[Extracted data entries]
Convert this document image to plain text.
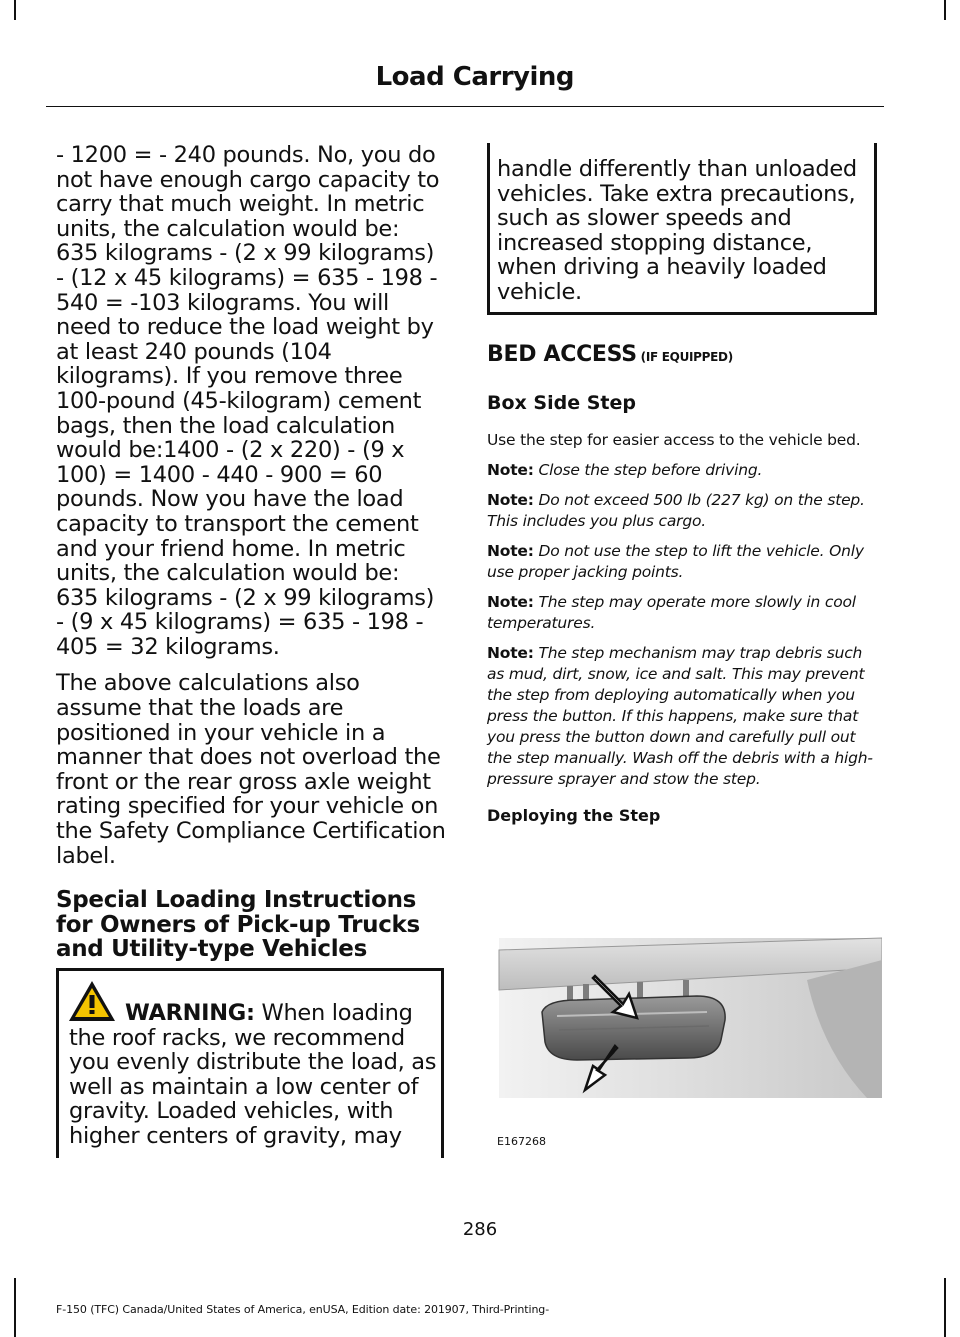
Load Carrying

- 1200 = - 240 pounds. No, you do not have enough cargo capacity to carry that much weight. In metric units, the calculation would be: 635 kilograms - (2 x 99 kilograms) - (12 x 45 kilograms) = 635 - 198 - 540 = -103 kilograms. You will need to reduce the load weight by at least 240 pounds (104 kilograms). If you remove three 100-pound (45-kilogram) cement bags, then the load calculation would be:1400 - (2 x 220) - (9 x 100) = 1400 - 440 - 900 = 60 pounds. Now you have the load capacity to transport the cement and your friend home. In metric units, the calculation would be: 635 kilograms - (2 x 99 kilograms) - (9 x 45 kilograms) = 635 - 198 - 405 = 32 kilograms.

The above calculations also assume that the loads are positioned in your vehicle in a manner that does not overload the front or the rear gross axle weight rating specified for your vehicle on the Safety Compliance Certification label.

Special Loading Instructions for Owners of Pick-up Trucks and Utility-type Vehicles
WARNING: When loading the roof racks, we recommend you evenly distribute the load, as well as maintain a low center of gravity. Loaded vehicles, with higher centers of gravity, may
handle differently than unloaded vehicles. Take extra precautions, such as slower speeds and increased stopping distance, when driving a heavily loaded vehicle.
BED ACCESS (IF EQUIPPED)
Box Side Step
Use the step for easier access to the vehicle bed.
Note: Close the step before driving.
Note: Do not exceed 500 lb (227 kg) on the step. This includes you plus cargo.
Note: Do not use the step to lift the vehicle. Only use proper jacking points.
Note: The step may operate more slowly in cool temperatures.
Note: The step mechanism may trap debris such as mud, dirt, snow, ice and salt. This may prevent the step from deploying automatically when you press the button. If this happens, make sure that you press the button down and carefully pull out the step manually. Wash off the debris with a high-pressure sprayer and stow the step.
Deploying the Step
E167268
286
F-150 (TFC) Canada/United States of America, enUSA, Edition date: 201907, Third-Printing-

Objective: Keep the pictures out of the copy and return the rest of the data above exactly.

Reply:
Convert this document image to plain text.
Load Carrying

- 1200 = - 240 pounds. No, you do not have enough cargo capacity to carry that much weight. In metric units, the calculation would be: 635 kilograms - (2 x 99 kilograms) - (12 x 45 kilograms) = 635 - 198 - 540 = -103 kilograms. You will need to reduce the load weight by at least 240 pounds (104 kilograms). If you remove three 100-pound (45-kilogram) cement bags, then the load calculation would be:1400 - (2 x 220) - (9 x 100) = 1400 - 440 - 900 = 60 pounds. Now you have the load capacity to transport the cement and your friend home. In metric units, the calculation would be: 635 kilograms - (2 x 99 kilograms) - (9 x 45 kilograms) = 635 - 198 - 405 = 32 kilograms.

The above calculations also assume that the loads are positioned in your vehicle in a manner that does not overload the front or the rear gross axle weight rating specified for your vehicle on the Safety Compliance Certification label.

Special Loading Instructions for Owners of Pick-up Trucks and Utility-type Vehicles
WARNING: When loading the roof racks, we recommend you evenly distribute the load, as well as maintain a low center of gravity. Loaded vehicles, with higher centers of gravity, may
handle differently than unloaded vehicles. Take extra precautions, such as slower speeds and increased stopping distance, when driving a heavily loaded vehicle.
BED ACCESS (IF EQUIPPED)
Box Side Step
Use the step for easier access to the vehicle bed.
Note: Close the step before driving.
Note: Do not exceed 500 lb (227 kg) on the step. This includes you plus cargo.
Note: Do not use the step to lift the vehicle. Only use proper jacking points.
Note: The step may operate more slowly in cool temperatures.
Note: The step mechanism may trap debris such as mud, dirt, snow, ice and salt. This may prevent the step from deploying automatically when you press the button. If this happens, make sure that you press the button down and carefully pull out the step manually. Wash off the debris with a high-pressure sprayer and stow the step.
Deploying the Step
E167268
286
F-150 (TFC) Canada/United States of America, enUSA, Edition date: 201907, Third-Printing-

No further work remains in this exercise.